## THE PROBLEM
Filter the entries and keep only the lines where the string "CNRM" appears.

(Structured figure records)
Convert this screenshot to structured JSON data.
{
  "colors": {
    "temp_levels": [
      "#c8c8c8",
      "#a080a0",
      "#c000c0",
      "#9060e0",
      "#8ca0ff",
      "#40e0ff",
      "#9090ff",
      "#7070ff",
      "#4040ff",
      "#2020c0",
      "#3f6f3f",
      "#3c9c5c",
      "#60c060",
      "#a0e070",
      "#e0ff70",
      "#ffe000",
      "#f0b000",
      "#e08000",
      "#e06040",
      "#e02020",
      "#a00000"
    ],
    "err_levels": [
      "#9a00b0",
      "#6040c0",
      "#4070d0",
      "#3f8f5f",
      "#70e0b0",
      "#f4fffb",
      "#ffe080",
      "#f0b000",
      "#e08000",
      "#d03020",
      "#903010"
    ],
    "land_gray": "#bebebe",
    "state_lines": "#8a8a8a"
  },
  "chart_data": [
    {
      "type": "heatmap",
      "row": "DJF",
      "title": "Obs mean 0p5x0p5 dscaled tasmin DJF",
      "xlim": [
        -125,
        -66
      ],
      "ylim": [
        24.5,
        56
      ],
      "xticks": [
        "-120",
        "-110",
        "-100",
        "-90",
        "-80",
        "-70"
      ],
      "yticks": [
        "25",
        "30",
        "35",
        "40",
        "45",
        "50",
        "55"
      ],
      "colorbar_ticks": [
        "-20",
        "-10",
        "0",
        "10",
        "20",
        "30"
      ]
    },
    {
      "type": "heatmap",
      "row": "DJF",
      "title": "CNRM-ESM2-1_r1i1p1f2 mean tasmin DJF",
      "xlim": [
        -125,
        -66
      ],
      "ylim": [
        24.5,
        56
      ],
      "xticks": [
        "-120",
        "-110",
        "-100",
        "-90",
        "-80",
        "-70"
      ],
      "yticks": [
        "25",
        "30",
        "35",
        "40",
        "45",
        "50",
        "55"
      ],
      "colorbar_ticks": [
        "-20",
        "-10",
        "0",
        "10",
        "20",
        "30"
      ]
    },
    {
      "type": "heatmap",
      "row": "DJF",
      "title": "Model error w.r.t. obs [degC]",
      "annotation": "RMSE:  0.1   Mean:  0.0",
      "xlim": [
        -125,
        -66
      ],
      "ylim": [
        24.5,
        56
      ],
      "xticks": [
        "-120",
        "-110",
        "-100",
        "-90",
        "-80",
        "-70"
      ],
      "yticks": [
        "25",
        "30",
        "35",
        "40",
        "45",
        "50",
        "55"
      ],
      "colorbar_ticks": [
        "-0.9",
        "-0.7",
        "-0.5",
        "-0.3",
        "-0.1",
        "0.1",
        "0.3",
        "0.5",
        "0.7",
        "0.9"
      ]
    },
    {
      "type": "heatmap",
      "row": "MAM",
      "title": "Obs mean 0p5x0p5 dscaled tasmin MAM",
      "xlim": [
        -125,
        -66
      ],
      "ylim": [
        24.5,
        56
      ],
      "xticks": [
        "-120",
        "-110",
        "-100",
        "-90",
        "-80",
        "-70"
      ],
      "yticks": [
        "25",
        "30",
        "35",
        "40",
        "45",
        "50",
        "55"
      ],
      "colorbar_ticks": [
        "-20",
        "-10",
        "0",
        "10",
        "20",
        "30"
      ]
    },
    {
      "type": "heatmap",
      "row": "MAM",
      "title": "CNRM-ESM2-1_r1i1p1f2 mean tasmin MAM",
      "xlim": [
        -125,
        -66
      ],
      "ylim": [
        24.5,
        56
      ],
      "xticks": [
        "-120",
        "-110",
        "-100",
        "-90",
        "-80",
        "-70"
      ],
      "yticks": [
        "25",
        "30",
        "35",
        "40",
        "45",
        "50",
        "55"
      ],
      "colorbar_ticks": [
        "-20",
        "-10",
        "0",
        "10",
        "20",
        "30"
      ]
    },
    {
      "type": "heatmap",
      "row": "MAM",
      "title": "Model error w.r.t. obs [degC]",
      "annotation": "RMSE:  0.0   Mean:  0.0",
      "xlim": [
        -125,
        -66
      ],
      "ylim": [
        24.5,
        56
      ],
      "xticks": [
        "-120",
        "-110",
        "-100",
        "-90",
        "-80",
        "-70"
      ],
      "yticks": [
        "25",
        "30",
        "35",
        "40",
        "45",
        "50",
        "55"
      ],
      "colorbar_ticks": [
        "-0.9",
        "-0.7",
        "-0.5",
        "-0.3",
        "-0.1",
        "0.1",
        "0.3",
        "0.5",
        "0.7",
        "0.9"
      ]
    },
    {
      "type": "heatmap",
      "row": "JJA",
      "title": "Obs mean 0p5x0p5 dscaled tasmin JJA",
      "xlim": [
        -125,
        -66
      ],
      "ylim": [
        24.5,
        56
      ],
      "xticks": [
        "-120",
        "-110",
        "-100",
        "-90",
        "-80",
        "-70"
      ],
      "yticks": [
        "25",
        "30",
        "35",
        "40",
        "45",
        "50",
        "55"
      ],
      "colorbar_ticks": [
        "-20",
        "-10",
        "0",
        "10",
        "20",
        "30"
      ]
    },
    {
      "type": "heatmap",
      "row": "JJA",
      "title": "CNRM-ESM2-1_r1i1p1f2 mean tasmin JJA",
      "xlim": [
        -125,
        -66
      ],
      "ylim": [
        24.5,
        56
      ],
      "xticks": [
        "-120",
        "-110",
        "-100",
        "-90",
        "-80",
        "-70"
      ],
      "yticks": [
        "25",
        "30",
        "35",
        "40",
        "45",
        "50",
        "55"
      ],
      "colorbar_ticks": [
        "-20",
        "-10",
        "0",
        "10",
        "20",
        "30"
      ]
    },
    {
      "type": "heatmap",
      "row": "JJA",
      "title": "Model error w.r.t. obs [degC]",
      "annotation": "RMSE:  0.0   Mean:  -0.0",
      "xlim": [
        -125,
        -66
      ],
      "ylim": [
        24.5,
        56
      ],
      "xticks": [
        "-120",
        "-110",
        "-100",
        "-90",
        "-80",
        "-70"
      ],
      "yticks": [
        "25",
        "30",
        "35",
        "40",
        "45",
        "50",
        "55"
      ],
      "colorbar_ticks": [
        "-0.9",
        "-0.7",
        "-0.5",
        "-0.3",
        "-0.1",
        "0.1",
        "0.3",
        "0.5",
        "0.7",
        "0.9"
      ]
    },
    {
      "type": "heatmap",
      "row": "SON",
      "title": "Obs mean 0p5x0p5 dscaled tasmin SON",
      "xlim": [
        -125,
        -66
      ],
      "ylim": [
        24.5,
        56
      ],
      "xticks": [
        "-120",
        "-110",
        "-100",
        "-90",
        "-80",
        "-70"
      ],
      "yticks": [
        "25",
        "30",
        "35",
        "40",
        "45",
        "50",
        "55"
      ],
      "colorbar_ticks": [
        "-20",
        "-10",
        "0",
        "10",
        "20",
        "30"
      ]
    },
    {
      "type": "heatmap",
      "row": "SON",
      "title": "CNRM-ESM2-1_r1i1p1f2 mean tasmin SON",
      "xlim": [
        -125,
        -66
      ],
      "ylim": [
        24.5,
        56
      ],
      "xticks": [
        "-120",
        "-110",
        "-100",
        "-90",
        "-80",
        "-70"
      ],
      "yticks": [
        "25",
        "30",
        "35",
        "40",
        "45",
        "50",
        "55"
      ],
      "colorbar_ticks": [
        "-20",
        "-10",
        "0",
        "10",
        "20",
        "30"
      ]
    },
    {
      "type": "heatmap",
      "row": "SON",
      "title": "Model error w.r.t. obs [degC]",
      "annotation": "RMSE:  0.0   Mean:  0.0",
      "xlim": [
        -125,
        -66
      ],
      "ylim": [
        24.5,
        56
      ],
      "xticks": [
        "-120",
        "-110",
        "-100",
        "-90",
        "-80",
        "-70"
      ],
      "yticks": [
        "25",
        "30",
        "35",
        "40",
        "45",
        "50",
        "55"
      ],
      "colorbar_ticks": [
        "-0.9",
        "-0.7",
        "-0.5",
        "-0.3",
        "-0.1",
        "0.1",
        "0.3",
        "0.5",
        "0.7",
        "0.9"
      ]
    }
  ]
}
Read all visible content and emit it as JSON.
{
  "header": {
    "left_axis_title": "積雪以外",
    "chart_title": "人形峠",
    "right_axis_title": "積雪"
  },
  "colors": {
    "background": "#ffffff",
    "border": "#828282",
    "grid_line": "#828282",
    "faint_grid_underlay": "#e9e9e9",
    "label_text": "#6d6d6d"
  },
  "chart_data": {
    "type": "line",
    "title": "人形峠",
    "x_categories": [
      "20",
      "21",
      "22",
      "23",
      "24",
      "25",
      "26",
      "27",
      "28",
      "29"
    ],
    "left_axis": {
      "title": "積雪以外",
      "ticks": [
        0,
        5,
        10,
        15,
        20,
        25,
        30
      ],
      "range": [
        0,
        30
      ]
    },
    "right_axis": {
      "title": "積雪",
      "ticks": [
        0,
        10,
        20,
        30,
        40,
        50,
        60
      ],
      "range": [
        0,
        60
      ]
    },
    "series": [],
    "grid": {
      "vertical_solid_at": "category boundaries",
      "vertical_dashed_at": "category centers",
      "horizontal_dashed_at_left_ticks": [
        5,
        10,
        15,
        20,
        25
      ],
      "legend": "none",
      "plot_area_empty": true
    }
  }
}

## ANSWER TO THE EXERCISE
      "title": "CNRM-ESM2-1_r1i1p1f2 mean tasmin DJF",
      "title": "CNRM-ESM2-1_r1i1p1f2 mean tasmin MAM",
      "title": "CNRM-ESM2-1_r1i1p1f2 mean tasmin JJA",
      "title": "CNRM-ESM2-1_r1i1p1f2 mean tasmin SON",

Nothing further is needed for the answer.